──────── TEXT SEGMENT ────────

Through a deal between the State government and the Federal government, the troops remained stationed in the occupied area until a permanent police force was installed to maintain security. Despite the fact that most of the criminals managed to escape, the operation was considered by the local media as a major victory against crime in Rio de Janeiro and a turning point in the war against drug trafficking in Brazil.

──────── SOURCE DATA ────────

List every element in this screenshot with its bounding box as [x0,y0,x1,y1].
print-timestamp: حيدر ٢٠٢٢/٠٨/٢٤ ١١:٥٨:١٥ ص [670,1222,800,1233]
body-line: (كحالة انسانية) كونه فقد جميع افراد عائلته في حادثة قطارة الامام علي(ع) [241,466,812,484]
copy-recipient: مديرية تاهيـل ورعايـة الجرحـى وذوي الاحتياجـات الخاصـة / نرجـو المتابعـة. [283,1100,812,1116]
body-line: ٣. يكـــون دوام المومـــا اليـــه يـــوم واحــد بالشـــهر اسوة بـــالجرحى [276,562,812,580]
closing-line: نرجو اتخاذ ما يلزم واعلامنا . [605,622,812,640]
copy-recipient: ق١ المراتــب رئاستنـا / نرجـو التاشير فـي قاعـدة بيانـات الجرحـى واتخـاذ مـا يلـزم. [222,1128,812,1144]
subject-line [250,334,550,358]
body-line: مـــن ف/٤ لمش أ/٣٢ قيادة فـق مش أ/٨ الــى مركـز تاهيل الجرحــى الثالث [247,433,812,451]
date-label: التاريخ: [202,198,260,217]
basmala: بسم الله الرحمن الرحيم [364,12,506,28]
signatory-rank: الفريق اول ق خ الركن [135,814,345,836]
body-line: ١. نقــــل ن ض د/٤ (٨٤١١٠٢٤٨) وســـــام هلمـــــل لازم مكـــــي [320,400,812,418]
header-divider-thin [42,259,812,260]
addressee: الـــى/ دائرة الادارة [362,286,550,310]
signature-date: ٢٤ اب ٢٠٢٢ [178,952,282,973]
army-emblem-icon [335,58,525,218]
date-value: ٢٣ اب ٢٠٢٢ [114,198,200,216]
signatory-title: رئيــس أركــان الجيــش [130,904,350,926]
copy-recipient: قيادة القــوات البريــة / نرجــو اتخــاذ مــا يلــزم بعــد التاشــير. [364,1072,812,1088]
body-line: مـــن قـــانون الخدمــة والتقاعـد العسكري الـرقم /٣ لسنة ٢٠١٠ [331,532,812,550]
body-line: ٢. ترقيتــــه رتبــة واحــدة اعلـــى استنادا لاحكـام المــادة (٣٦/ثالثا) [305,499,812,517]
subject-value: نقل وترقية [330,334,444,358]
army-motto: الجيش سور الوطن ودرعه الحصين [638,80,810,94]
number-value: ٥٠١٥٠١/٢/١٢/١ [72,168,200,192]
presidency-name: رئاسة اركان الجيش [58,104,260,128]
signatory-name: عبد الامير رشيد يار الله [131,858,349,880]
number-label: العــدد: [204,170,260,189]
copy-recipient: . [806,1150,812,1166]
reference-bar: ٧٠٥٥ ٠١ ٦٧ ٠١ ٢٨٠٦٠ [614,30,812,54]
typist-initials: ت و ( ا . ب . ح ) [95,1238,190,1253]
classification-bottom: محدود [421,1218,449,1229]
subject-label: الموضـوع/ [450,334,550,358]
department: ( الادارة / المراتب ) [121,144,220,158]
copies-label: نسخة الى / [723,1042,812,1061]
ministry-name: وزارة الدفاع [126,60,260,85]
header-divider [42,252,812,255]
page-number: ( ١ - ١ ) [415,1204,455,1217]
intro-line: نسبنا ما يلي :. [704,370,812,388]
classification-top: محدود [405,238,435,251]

────────

> **EXERCISES**:
[A] Decide whether each statement agrees with the passage on the Rio de Janeiro operation, answering yes or no and quoting the deciding words: (i) The troops stayed in the occupied area until a permanent police force was installed. (ii) Most of the criminals were captured during the operation. (iii) The local media regarded the operation as a major victory against crime in Rio de Janeiro.
[B] According to the passage on the Rio de Janeiro operation, what arrangement kept the troops stationed in the occupied area?
Work from the passage on the Rio de Janeiro operation alone.

> **ANSWERS FOR THE EXERCISE**:
[A]
(i) Yes: "the troops remained stationed in the occupied area until a permanent police force was installed to maintain security"
(ii) No: "most of the criminals managed to escape"
(iii) Yes: "the operation was considered by the local media as a major victory against crime in Rio de Janeiro"

[B] A deal between the State government and the Federal government.